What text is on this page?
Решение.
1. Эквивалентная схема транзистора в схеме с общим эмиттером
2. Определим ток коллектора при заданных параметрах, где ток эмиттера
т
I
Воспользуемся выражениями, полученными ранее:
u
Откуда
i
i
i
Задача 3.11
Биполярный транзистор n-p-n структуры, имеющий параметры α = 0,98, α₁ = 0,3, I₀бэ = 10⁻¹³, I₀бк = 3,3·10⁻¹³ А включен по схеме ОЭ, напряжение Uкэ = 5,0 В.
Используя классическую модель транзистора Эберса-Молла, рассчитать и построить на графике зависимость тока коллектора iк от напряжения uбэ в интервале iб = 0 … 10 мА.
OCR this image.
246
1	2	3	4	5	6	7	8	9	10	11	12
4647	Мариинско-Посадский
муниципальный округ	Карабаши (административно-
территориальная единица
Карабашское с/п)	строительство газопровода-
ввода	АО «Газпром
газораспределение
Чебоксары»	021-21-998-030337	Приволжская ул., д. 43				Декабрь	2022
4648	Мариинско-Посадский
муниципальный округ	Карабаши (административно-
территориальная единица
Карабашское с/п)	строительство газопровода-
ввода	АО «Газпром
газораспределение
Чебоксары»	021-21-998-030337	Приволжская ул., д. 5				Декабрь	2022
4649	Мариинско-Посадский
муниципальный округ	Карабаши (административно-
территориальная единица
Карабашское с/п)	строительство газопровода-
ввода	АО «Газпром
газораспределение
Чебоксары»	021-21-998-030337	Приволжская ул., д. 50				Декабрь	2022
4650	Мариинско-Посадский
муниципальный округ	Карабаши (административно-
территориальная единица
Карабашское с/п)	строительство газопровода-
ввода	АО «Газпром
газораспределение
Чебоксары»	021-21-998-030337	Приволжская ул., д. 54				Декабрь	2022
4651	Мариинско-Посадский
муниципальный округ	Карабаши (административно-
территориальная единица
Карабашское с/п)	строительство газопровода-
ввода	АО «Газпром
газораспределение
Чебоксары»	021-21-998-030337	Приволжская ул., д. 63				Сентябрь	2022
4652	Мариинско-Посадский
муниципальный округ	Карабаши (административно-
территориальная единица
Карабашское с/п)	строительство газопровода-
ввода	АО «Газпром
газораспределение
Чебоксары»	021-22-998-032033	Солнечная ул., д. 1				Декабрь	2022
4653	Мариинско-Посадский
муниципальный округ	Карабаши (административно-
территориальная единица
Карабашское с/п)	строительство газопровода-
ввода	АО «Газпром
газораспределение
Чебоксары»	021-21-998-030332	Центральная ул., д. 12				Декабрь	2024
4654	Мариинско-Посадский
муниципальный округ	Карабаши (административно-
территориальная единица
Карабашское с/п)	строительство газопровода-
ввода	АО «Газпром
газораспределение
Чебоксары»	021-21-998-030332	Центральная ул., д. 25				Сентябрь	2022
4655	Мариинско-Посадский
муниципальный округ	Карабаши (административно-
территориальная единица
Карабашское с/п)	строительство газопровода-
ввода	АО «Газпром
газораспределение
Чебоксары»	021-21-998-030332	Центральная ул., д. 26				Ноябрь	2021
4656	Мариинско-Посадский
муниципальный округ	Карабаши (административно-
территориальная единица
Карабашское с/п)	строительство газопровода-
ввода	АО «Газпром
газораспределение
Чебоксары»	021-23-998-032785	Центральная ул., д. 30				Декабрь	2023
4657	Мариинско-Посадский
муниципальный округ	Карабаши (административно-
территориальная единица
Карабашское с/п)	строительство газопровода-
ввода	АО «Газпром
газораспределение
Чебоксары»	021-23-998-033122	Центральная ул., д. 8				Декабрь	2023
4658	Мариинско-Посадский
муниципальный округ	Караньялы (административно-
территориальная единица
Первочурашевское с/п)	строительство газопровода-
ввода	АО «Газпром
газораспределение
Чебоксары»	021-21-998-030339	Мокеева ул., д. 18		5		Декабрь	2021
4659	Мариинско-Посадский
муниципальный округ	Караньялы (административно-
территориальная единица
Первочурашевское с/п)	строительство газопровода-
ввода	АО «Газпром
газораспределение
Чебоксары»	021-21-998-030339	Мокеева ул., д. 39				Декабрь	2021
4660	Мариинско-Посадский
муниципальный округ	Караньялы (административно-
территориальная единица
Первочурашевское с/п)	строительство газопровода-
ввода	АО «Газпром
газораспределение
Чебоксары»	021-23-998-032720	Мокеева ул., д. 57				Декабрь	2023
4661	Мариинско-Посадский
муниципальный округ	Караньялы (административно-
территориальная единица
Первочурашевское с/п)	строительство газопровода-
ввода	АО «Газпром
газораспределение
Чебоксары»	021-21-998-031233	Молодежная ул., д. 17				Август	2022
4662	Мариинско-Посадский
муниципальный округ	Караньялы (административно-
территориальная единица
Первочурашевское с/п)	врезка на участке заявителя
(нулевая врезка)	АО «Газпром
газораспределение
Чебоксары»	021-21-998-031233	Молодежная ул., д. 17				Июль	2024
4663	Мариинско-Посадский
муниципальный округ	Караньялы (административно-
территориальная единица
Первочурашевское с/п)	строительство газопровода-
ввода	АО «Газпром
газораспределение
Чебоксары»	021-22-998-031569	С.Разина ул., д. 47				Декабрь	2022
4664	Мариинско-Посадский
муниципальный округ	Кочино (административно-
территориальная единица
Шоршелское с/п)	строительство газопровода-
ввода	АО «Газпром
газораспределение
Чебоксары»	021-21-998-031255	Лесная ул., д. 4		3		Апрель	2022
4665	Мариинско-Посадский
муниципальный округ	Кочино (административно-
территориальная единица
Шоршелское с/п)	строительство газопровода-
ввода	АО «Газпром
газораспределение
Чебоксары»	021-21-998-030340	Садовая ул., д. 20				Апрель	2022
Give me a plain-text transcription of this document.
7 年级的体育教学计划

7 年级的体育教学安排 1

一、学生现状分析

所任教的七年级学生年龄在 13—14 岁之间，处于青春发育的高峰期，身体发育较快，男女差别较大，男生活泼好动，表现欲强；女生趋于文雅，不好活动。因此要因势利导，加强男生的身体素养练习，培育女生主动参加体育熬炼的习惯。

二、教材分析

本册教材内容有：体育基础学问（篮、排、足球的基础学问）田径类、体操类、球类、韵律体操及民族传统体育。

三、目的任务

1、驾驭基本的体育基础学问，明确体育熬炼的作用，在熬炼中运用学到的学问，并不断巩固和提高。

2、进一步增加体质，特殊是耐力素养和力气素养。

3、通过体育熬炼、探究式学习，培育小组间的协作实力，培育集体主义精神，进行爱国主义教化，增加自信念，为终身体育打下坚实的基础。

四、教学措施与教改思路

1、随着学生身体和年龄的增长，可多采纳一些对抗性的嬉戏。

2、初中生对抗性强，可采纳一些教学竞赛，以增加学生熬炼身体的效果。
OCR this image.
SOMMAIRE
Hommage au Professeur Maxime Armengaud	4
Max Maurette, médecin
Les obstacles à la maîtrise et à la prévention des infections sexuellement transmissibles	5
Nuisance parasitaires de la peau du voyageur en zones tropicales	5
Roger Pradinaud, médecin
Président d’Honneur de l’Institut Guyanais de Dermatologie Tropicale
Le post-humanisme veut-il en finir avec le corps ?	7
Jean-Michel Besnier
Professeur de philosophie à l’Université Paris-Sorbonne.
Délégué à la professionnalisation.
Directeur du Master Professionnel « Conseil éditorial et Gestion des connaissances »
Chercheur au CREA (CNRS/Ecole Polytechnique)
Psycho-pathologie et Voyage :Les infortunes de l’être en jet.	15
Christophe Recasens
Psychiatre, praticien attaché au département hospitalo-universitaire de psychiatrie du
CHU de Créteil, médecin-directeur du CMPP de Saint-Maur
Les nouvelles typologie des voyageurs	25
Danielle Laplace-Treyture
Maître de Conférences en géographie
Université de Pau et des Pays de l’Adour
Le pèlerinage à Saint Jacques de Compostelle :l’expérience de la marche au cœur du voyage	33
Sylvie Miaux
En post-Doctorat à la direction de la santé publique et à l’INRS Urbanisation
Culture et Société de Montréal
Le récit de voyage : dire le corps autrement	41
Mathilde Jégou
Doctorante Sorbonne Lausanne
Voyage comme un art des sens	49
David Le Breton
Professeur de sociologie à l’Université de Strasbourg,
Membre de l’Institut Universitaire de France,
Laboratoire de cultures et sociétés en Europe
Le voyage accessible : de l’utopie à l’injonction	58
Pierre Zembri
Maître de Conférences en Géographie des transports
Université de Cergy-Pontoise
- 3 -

▸ **BRIEF**:
Pull every line holding "Saint" out of the records.

▸ **CORRECT RESPONSE**:
CHU de Créteil, médecin-directeur du CMPP de Saint-Maur
Le pèlerinage à Saint Jacques de Compostelle :l’expérience de la marche au cœur du voyage	33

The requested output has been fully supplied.